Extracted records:
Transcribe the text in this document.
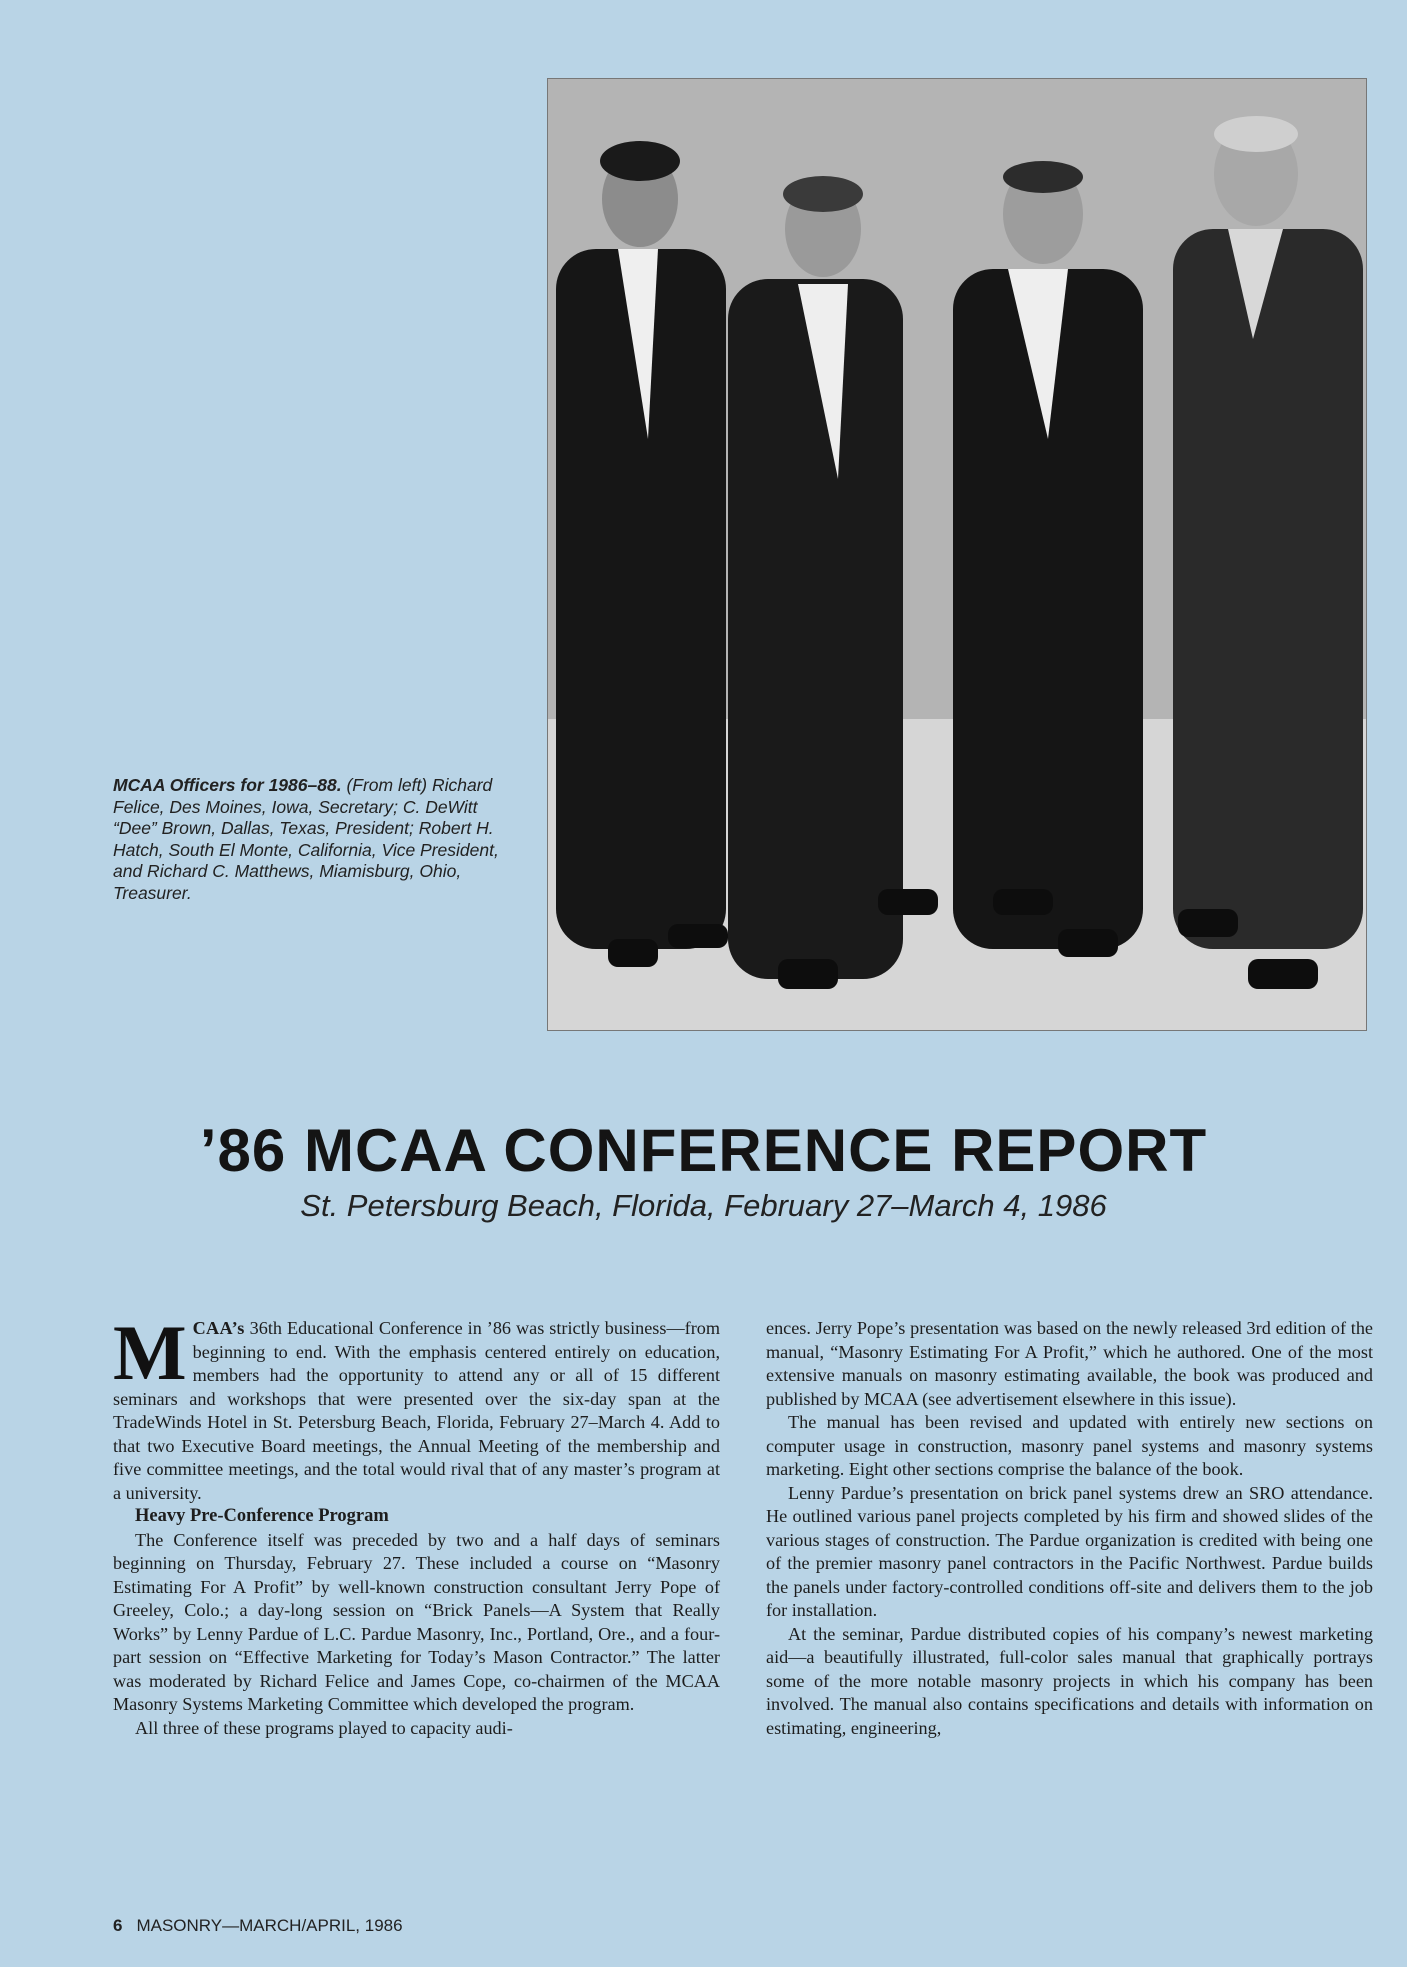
MCAA Officers for 1986–88. (From left) Richard Felice, Des Moines, Iowa, Secretary; C. DeWitt “Dee” Brown, Dallas, Texas, President; Robert H. Hatch, South El Monte, California, Vice President, and Richard C. Matthews, Miamisburg, Ohio, Treasurer.
’86 MCAA CONFERENCE REPORT
St. Petersburg Beach, Florida, February 27–March 4, 1986

MCAA’s 36th Educational Conference in ’86 was strictly business—from beginning to end. With the emphasis centered entirely on education, members had the opportunity to attend any or all of 15 different seminars and workshops that were presented over the six-day span at the TradeWinds Hotel in St. Petersburg Beach, Florida, February 27–March 4. Add to that two Executive Board meetings, the Annual Meeting of the membership and five committee meetings, and the total would rival that of any master’s program at a university.

Heavy Pre-Conference Program

The Conference itself was preceded by two and a half days of seminars beginning on Thursday, February 27. These included a course on “Masonry Estimating For A Profit” by well-known construction consultant Jerry Pope of Greeley, Colo.; a day-long session on “Brick Panels—A System that Really Works” by Lenny Pardue of L.C. Pardue Masonry, Inc., Portland, Ore., and a four-part session on “Effective Marketing for Today’s Mason Contractor.” The latter was moderated by Richard Felice and James Cope, co-chairmen of the MCAA Masonry Systems Marketing Committee which developed the program.

All three of these programs played to capacity audi-

ences. Jerry Pope’s presentation was based on the newly released 3rd edition of the manual, “Masonry Estimating For A Profit,” which he authored. One of the most extensive manuals on masonry estimating available, the book was produced and published by MCAA (see advertisement elsewhere in this issue).

The manual has been revised and updated with entirely new sections on computer usage in construction, masonry panel systems and masonry systems marketing. Eight other sections comprise the balance of the book.

Lenny Pardue’s presentation on brick panel systems drew an SRO attendance. He outlined various panel projects completed by his firm and showed slides of the various stages of construction. The Pardue organization is credited with being one of the premier masonry panel contractors in the Pacific Northwest. Pardue builds the panels under factory-controlled conditions off-site and delivers them to the job for installation.

At the seminar, Pardue distributed copies of his company’s newest marketing aid—a beautifully illustrated, full-color sales manual that graphically portrays some of the more notable masonry projects in which his company has been involved. The manual also contains specifications and details with information on estimating, engineering,

6 MASONRY—MARCH/APRIL, 1986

== What is needed ==
Print all entries exactly. The images do not belong in the copy.

== Correct response ==
Transcribe the text in this document.
MCAA Officers for 1986–88. (From left) Richard Felice, Des Moines, Iowa, Secretary; C. DeWitt “Dee” Brown, Dallas, Texas, President; Robert H. Hatch, South El Monte, California, Vice President, and Richard C. Matthews, Miamisburg, Ohio, Treasurer.
’86 MCAA CONFERENCE REPORT
St. Petersburg Beach, Florida, February 27–March 4, 1986

MCAA’s 36th Educational Conference in ’86 was strictly business—from beginning to end. With the emphasis centered entirely on education, members had the opportunity to attend any or all of 15 different seminars and workshops that were presented over the six-day span at the TradeWinds Hotel in St. Petersburg Beach, Florida, February 27–March 4. Add to that two Executive Board meetings, the Annual Meeting of the membership and five committee meetings, and the total would rival that of any master’s program at a university.

Heavy Pre-Conference Program

The Conference itself was preceded by two and a half days of seminars beginning on Thursday, February 27. These included a course on “Masonry Estimating For A Profit” by well-known construction consultant Jerry Pope of Greeley, Colo.; a day-long session on “Brick Panels—A System that Really Works” by Lenny Pardue of L.C. Pardue Masonry, Inc., Portland, Ore., and a four-part session on “Effective Marketing for Today’s Mason Contractor.” The latter was moderated by Richard Felice and James Cope, co-chairmen of the MCAA Masonry Systems Marketing Committee which developed the program.

All three of these programs played to capacity audi-

ences. Jerry Pope’s presentation was based on the newly released 3rd edition of the manual, “Masonry Estimating For A Profit,” which he authored. One of the most extensive manuals on masonry estimating available, the book was produced and published by MCAA (see advertisement elsewhere in this issue).

The manual has been revised and updated with entirely new sections on computer usage in construction, masonry panel systems and masonry systems marketing. Eight other sections comprise the balance of the book.

Lenny Pardue’s presentation on brick panel systems drew an SRO attendance. He outlined various panel projects completed by his firm and showed slides of the various stages of construction. The Pardue organization is credited with being one of the premier masonry panel contractors in the Pacific Northwest. Pardue builds the panels under factory-controlled conditions off-site and delivers them to the job for installation.

At the seminar, Pardue distributed copies of his company’s newest marketing aid—a beautifully illustrated, full-color sales manual that graphically portrays some of the more notable masonry projects in which his company has been involved. The manual also contains specifications and details with information on estimating, engineering,

6 MASONRY—MARCH/APRIL, 1986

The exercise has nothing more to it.